=== Data for the task ===
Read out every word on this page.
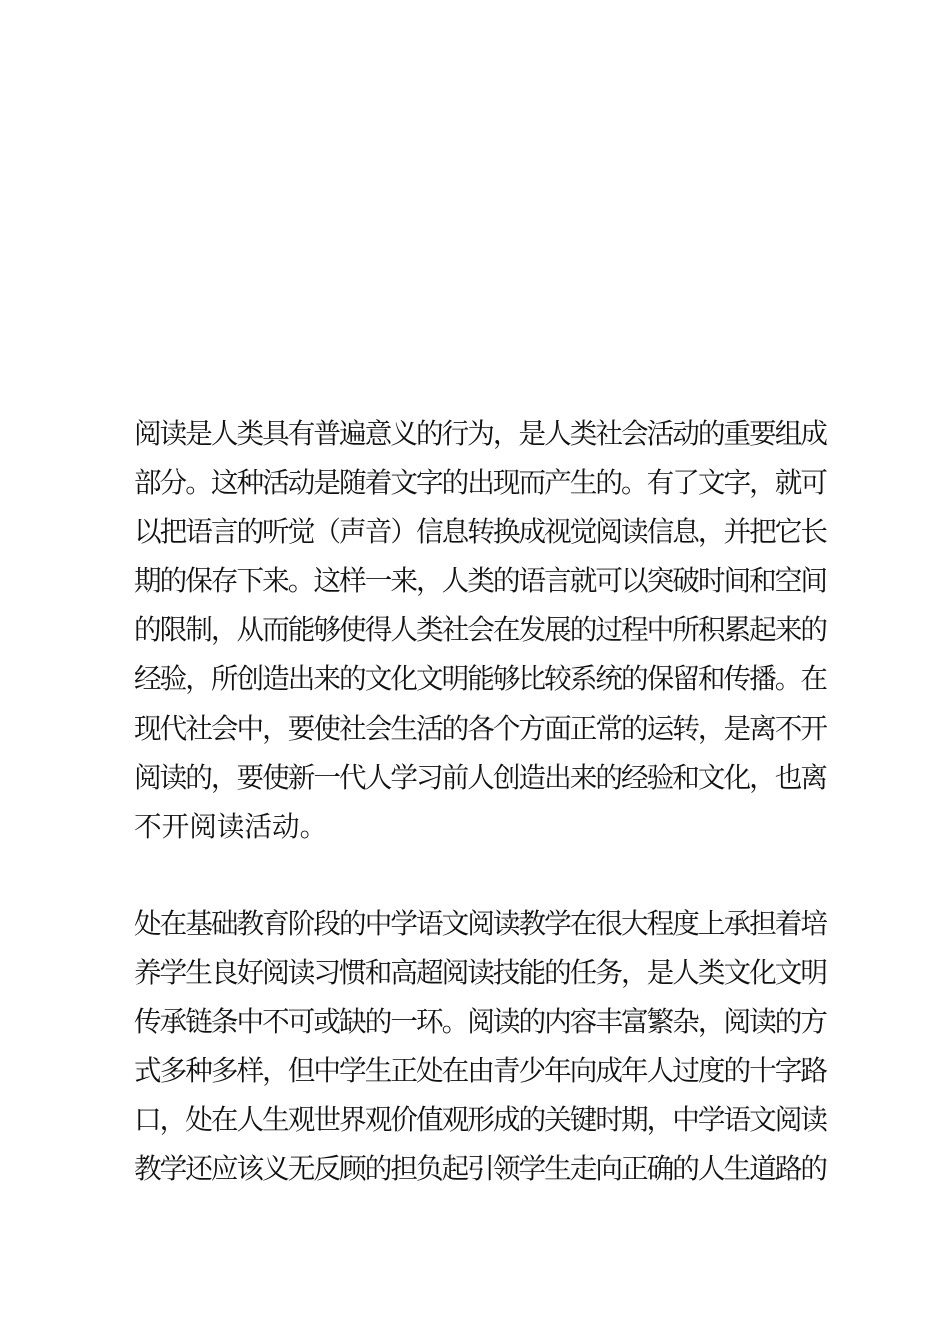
阅读是人类具有普遍意义的行为，是人类社会活动的重要组成
部分。这种活动是随着文字的出现而产生的。有了文字，就可
以把语言的听觉（声音）信息转换成视觉阅读信息，并把它长
期的保存下来。这样一来，人类的语言就可以突破时间和空间
的限制，从而能够使得人类社会在发展的过程中所积累起来的
经验，所创造出来的文化文明能够比较系统的保留和传播。在
现代社会中，要使社会生活的各个方面正常的运转，是离不开
阅读的，要使新一代人学习前人创造出来的经验和文化，也离
不开阅读活动。
处在基础教育阶段的中学语文阅读教学在很大程度上承担着培
养学生良好阅读习惯和高超阅读技能的任务，是人类文化文明
传承链条中不可或缺的一环。阅读的内容丰富繁杂，阅读的方
式多种多样，但中学生正处在由青少年向成年人过度的十字路
口，处在人生观世界观价值观形成的关键时期，中学语文阅读
教学还应该义无反顾的担负起引领学生走向正确的人生道路的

=== Brief ===
Write out the listing word for word, omitting the pictures it holds.

=== Correct response ===
Read out every word on this page.
阅读是人类具有普遍意义的行为，是人类社会活动的重要组成
部分。这种活动是随着文字的出现而产生的。有了文字，就可
以把语言的听觉（声音）信息转换成视觉阅读信息，并把它长
期的保存下来。这样一来，人类的语言就可以突破时间和空间
的限制，从而能够使得人类社会在发展的过程中所积累起来的
经验，所创造出来的文化文明能够比较系统的保留和传播。在
现代社会中，要使社会生活的各个方面正常的运转，是离不开
阅读的，要使新一代人学习前人创造出来的经验和文化，也离
不开阅读活动。
处在基础教育阶段的中学语文阅读教学在很大程度上承担着培
养学生良好阅读习惯和高超阅读技能的任务，是人类文化文明
传承链条中不可或缺的一环。阅读的内容丰富繁杂，阅读的方
式多种多样，但中学生正处在由青少年向成年人过度的十字路
口，处在人生观世界观价值观形成的关键时期，中学语文阅读
教学还应该义无反顾的担负起引领学生走向正确的人生道路的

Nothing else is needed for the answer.